### Compito scritto
Inserisci tutte le righe seguenti in un elenco numerato, saltando quelle vuote. Lascia fuori dalla risposta le immagini.

___ Righe di dati ___

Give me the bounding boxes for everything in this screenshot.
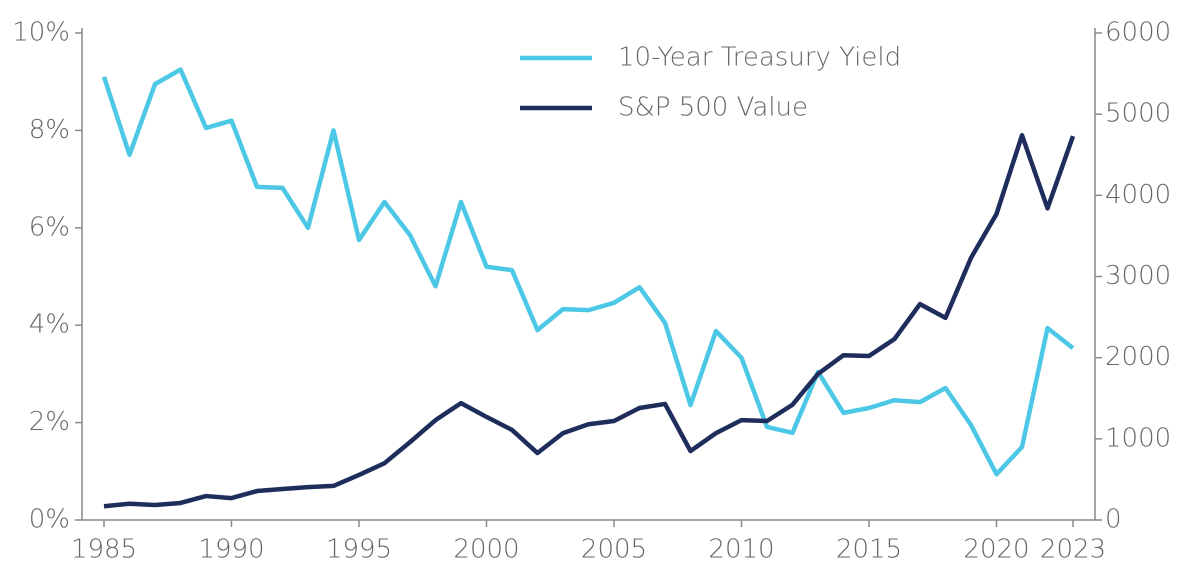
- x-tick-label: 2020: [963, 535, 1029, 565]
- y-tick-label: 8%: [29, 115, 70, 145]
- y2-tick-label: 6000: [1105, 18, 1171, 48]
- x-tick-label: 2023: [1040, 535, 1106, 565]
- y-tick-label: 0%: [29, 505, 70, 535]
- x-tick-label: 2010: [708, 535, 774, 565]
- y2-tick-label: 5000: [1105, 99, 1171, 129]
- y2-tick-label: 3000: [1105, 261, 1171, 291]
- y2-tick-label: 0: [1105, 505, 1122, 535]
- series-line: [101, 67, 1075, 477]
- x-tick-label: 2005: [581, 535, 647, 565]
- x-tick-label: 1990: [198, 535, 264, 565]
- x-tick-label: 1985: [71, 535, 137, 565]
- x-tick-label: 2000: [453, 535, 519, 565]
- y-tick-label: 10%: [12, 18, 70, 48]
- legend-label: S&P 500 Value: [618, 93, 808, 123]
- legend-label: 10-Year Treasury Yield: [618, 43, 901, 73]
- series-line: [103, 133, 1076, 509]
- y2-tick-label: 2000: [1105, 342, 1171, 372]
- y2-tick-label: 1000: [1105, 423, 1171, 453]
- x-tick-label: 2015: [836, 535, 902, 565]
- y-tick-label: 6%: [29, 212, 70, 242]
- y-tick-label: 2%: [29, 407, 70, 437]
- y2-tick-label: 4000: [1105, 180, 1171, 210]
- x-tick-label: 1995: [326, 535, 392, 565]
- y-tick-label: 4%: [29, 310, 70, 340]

___

### Risposta all'esercizio
1. Give me the bounding boxes for everything in this screenshot.
2. - x-tick-label: 2020: [963, 535, 1029, 565]
3. - y-tick-label: 8%: [29, 115, 70, 145]
4. - y2-tick-label: 6000: [1105, 18, 1171, 48]
5. - x-tick-label: 2023: [1040, 535, 1106, 565]
6. - y-tick-label: 0%: [29, 505, 70, 535]
7. - x-tick-label: 2010: [708, 535, 774, 565]
8. - y2-tick-label: 5000: [1105, 99, 1171, 129]
9. - y2-tick-label: 3000: [1105, 261, 1171, 291]
10. - y2-tick-label: 0: [1105, 505, 1122, 535]
11. - series-line: [101, 67, 1075, 477]
12. - x-tick-label: 2005: [581, 535, 647, 565]
13. - x-tick-label: 1990: [198, 535, 264, 565]
14. - x-tick-label: 1985: [71, 535, 137, 565]
15. - x-tick-label: 2000: [453, 535, 519, 565]
16. - y-tick-label: 10%: [12, 18, 70, 48]
17. - legend-label: S&P 500 Value: [618, 93, 808, 123]
18. - legend-label: 10-Year Treasury Yield: [618, 43, 901, 73]
19. - series-line: [103, 133, 1076, 509]
20. - y2-tick-label: 2000: [1105, 342, 1171, 372]
21. - y2-tick-label: 1000: [1105, 423, 1171, 453]
22. - x-tick-label: 2015: [836, 535, 902, 565]
23. - y-tick-label: 6%: [29, 212, 70, 242]
24. - y-tick-label: 2%: [29, 407, 70, 437]
25. - y2-tick-label: 4000: [1105, 180, 1171, 210]
26. - x-tick-label: 1995: [326, 535, 392, 565]
27. - y-tick-label: 4%: [29, 310, 70, 340]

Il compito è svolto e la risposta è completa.